DESCRIPTION OF THE TASK:
For the copy, please give all of the data again exactly and leave the pictures out.
···
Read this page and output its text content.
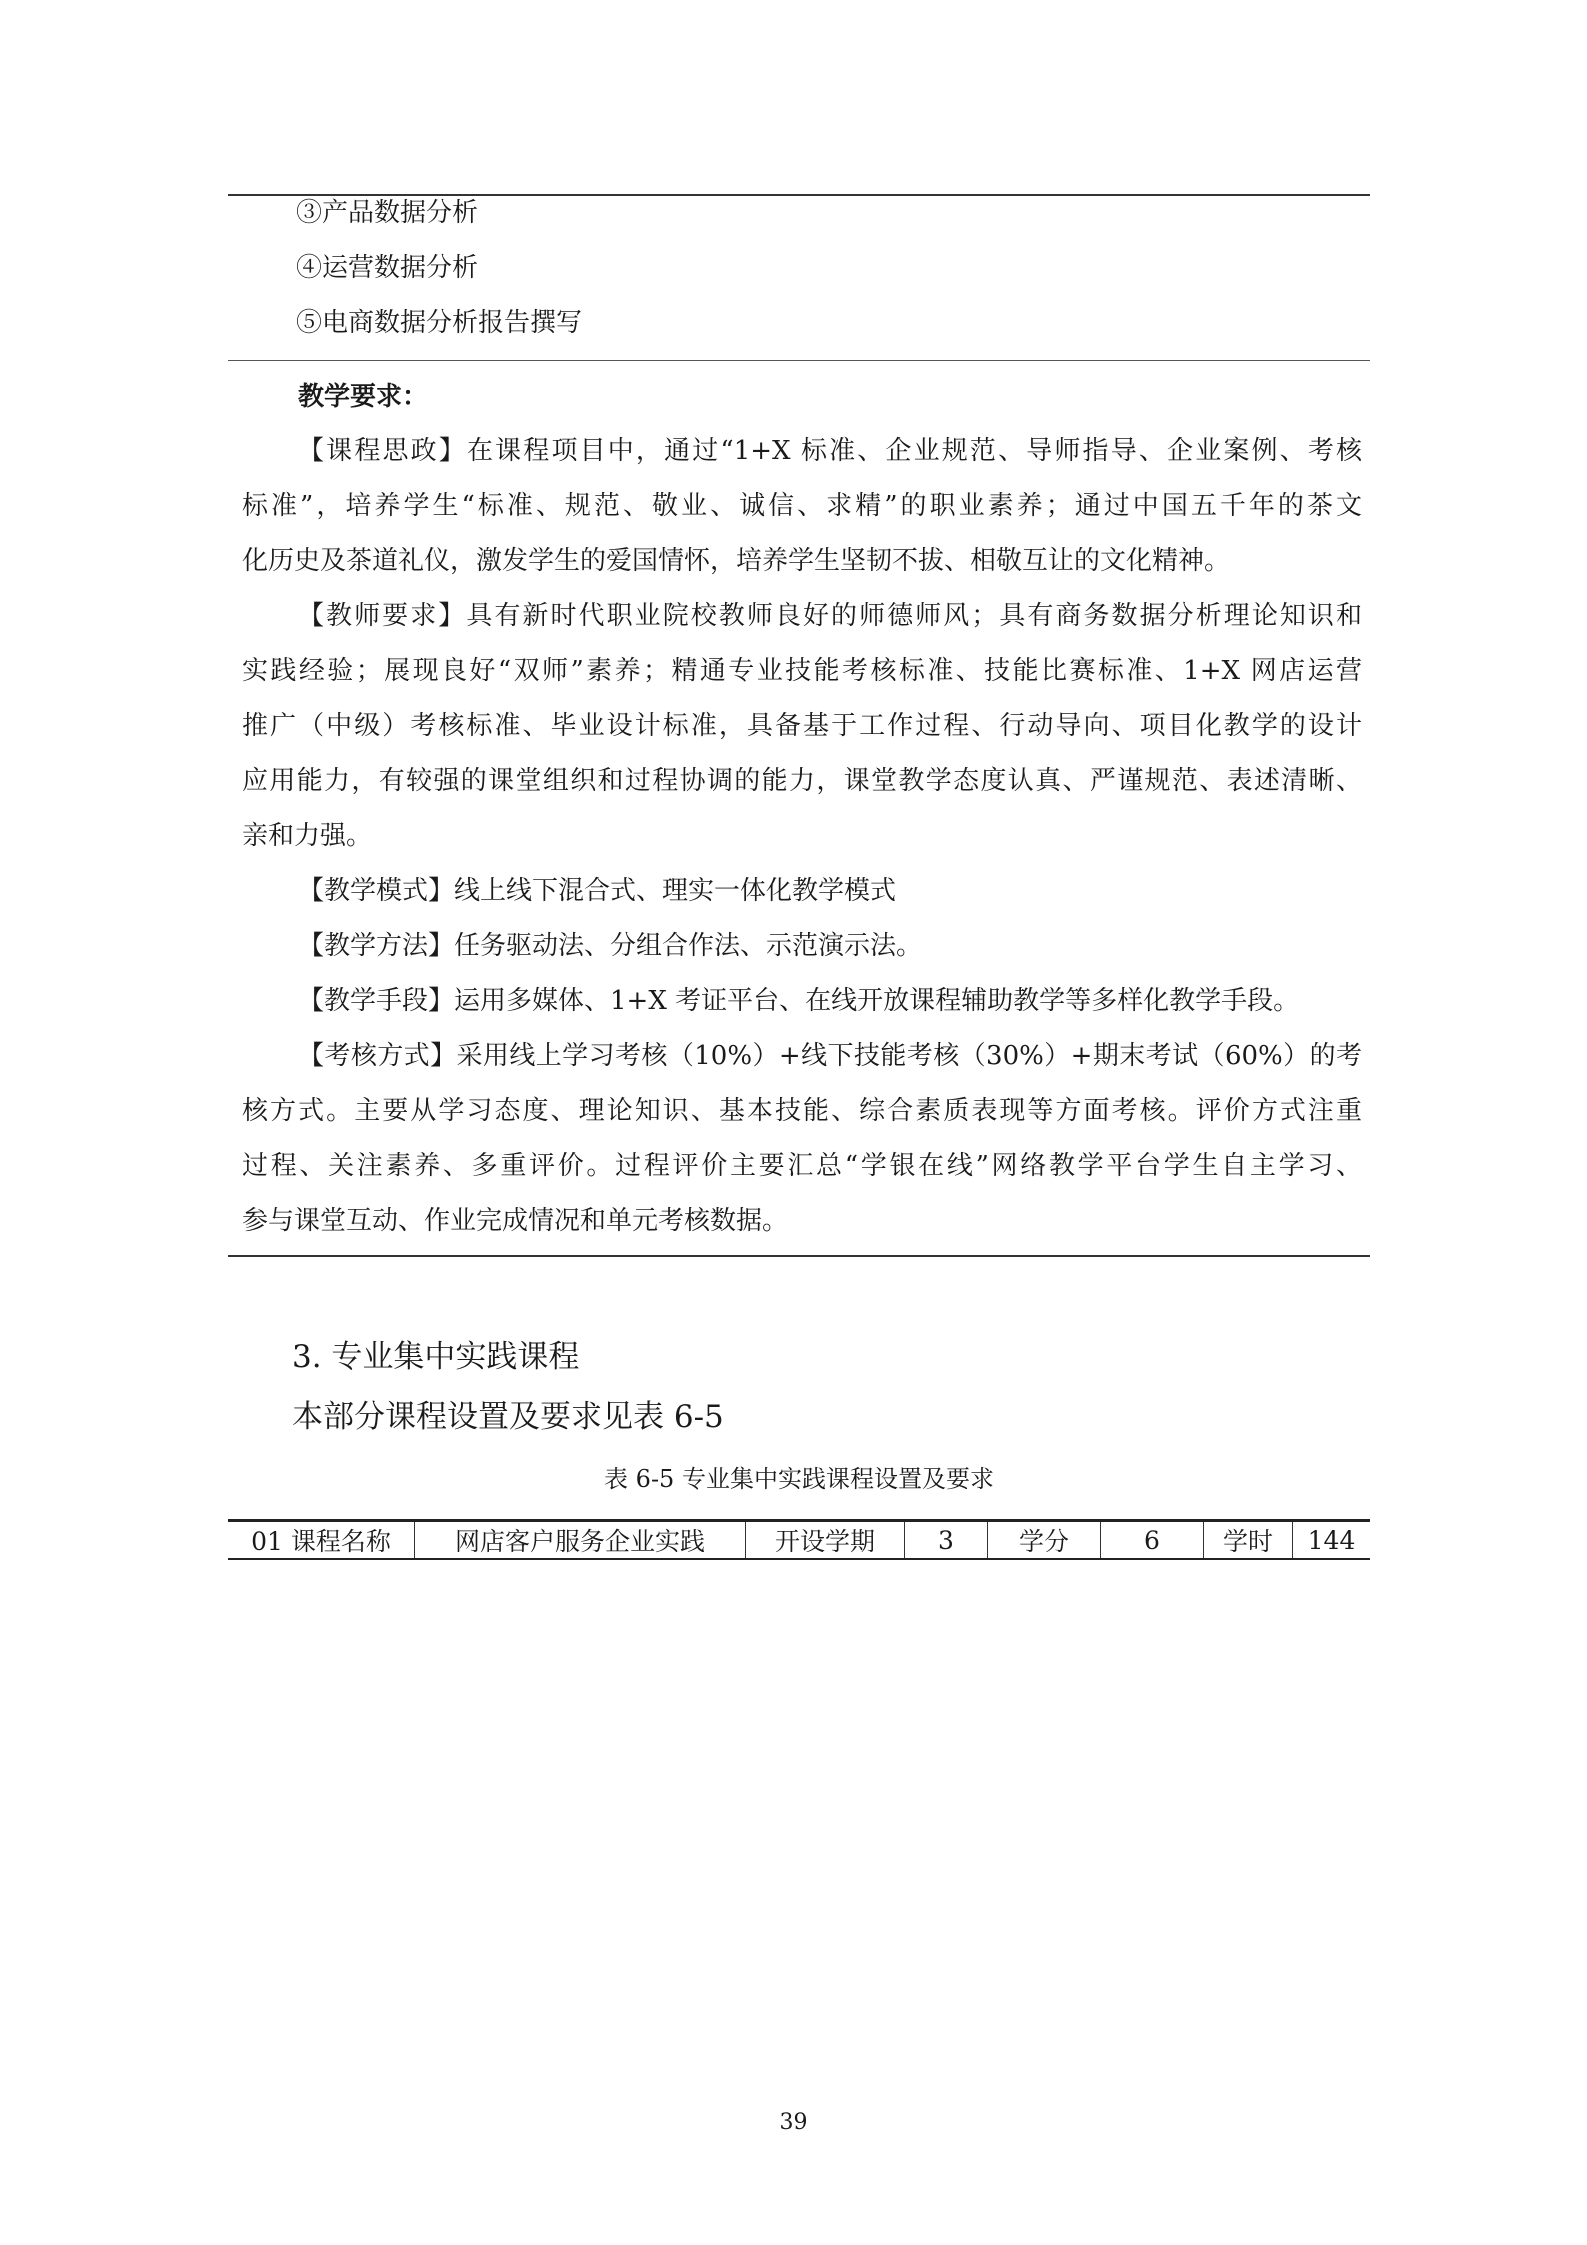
③产品数据分析
④运营数据分析
⑤电商数据分析报告撰写
教学要求：
【课程思政】在课程项目中，通过“1+X 标准、企业规范、导师指导、企业案例、考核
标准”，培养学生“标准、规范、敬业、诚信、求精”的职业素养；通过中国五千年的茶文
化历史及茶道礼仪，激发学生的爱国情怀，培养学生坚韧不拔、相敬互让的文化精神。
【教师要求】具有新时代职业院校教师良好的师德师风；具有商务数据分析理论知识和
实践经验；展现良好“双师”素养；精通专业技能考核标准、技能比赛标准、1+X 网店运营
推广（中级）考核标准、毕业设计标准，具备基于工作过程、行动导向、项目化教学的设计
应用能力，有较强的课堂组织和过程协调的能力，课堂教学态度认真、严谨规范、表述清晰、
亲和力强。
【教学模式】线上线下混合式、理实一体化教学模式
【教学方法】任务驱动法、分组合作法、示范演示法。
【教学手段】运用多媒体、1+X 考证平台、在线开放课程辅助教学等多样化教学手段。
【考核方式】采用线上学习考核（10%）+线下技能考核（30%）+期末考试（60%）的考
核方式。主要从学习态度、理论知识、基本技能、综合素质表现等方面考核。评价方式注重
过程、关注素养、多重评价。过程评价主要汇总“学银在线”网络教学平台学生自主学习、
参与课堂互动、作业完成情况和单元考核数据。
3. 专业集中实践课程
本部分课程设置及要求见表 6-5
表 6-5 专业集中实践课程设置及要求
01 课程名称	网店客户服务企业实践	开设学期	3	学分	6	学时	144
39
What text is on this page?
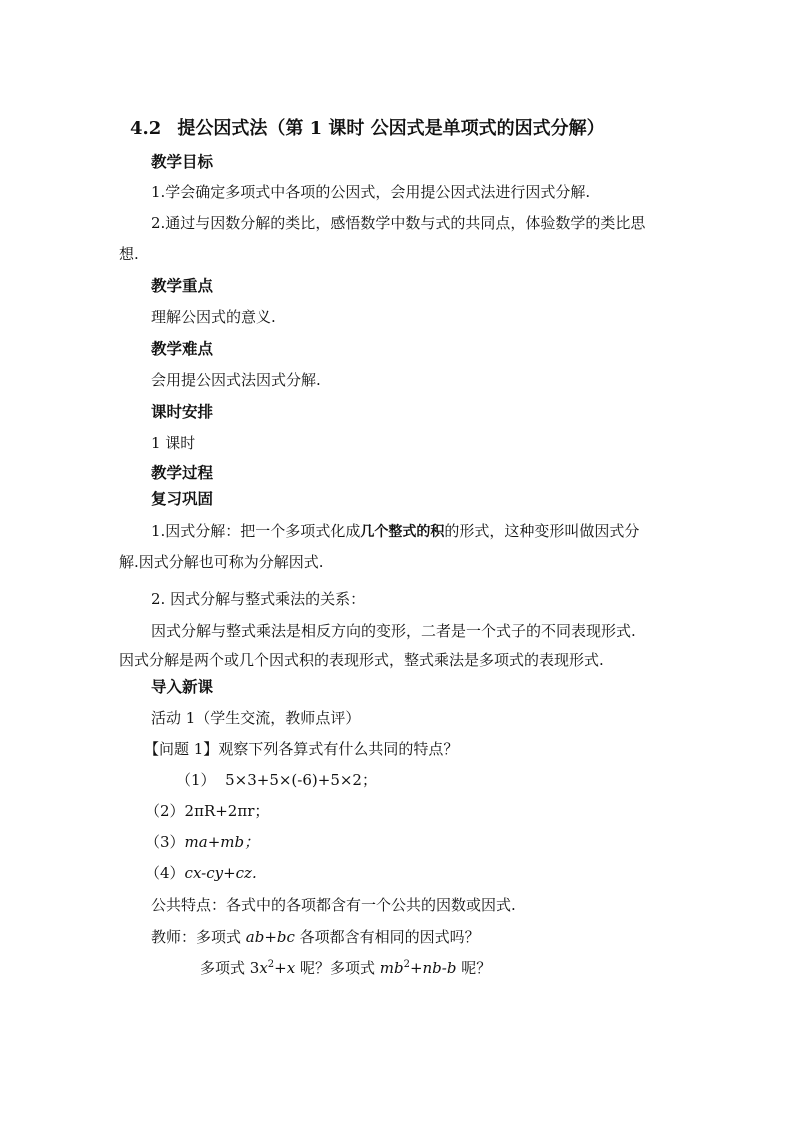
4.2 提公因式法（第 1 课时 公因式是单项式的因式分解）
教学目标
1.学会确定多项式中各项的公因式，会用提公因式法进行因式分解.
2.通过与因数分解的类比，感悟数学中数与式的共同点，体验数学的类比思
想.
教学重点
理解公因式的意义.
教学难点
会用提公因式法因式分解.
课时安排
1 课时
教学过程
复习巩固
1.因式分解：把一个多项式化成几个整式的积的形式，这种变形叫做因式分
解.因式分解也可称为分解因式.
2. 因式分解与整式乘法的关系：
因式分解与整式乘法是相反方向的变形，二者是一个式子的不同表现形式.
因式分解是两个或几个因式积的表现形式，整式乘法是多项式的表现形式.
导入新课
活动 1（学生交流，教师点评）
【问题 1】观察下列各算式有什么共同的特点？
（1） 5×3+5×(-6)+5×2；
（2）2πR+2πr；
（3）ma+mb；
（4）cx-cy+cz.
公共特点：各式中的各项都含有一个公共的因数或因式.
教师：多项式 ab+bc 各项都含有相同的因式吗？
多项式 $3x^2+x$ 呢？多项式 $mb^2+nb-b$ 呢？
···
TASK RESULT:
Read this page and output its text content.
③产品数据分析
④运营数据分析
⑤电商数据分析报告撰写
教学要求：
【课程思政】在课程项目中，通过“1+X 标准、企业规范、导师指导、企业案例、考核
标准”，培养学生“标准、规范、敬业、诚信、求精”的职业素养；通过中国五千年的茶文
化历史及茶道礼仪，激发学生的爱国情怀，培养学生坚韧不拔、相敬互让的文化精神。
【教师要求】具有新时代职业院校教师良好的师德师风；具有商务数据分析理论知识和
实践经验；展现良好“双师”素养；精通专业技能考核标准、技能比赛标准、1+X 网店运营
推广（中级）考核标准、毕业设计标准，具备基于工作过程、行动导向、项目化教学的设计
应用能力，有较强的课堂组织和过程协调的能力，课堂教学态度认真、严谨规范、表述清晰、
亲和力强。
【教学模式】线上线下混合式、理实一体化教学模式
【教学方法】任务驱动法、分组合作法、示范演示法。
【教学手段】运用多媒体、1+X 考证平台、在线开放课程辅助教学等多样化教学手段。
【考核方式】采用线上学习考核（10%）+线下技能考核（30%）+期末考试（60%）的考
核方式。主要从学习态度、理论知识、基本技能、综合素质表现等方面考核。评价方式注重
过程、关注素养、多重评价。过程评价主要汇总“学银在线”网络教学平台学生自主学习、
参与课堂互动、作业完成情况和单元考核数据。
3. 专业集中实践课程
本部分课程设置及要求见表 6-5
表 6-5 专业集中实践课程设置及要求
01 课程名称	网店客户服务企业实践	开设学期	3	学分	6	学时	144
39
What text is on this page?
4.2 提公因式法（第 1 课时 公因式是单项式的因式分解）
教学目标
1.学会确定多项式中各项的公因式，会用提公因式法进行因式分解.
2.通过与因数分解的类比，感悟数学中数与式的共同点，体验数学的类比思
想.
教学重点
理解公因式的意义.
教学难点
会用提公因式法因式分解.
课时安排
1 课时
教学过程
复习巩固
1.因式分解：把一个多项式化成几个整式的积的形式，这种变形叫做因式分
解.因式分解也可称为分解因式.
2. 因式分解与整式乘法的关系：
因式分解与整式乘法是相反方向的变形，二者是一个式子的不同表现形式.
因式分解是两个或几个因式积的表现形式，整式乘法是多项式的表现形式.
导入新课
活动 1（学生交流，教师点评）
【问题 1】观察下列各算式有什么共同的特点？
（1） 5×3+5×(-6)+5×2；
（2）2πR+2πr；
（3）ma+mb；
（4）cx-cy+cz.
公共特点：各式中的各项都含有一个公共的因数或因式.
教师：多项式 ab+bc 各项都含有相同的因式吗？
多项式 $3x^2+x$ 呢？多项式 $mb^2+nb-b$ 呢？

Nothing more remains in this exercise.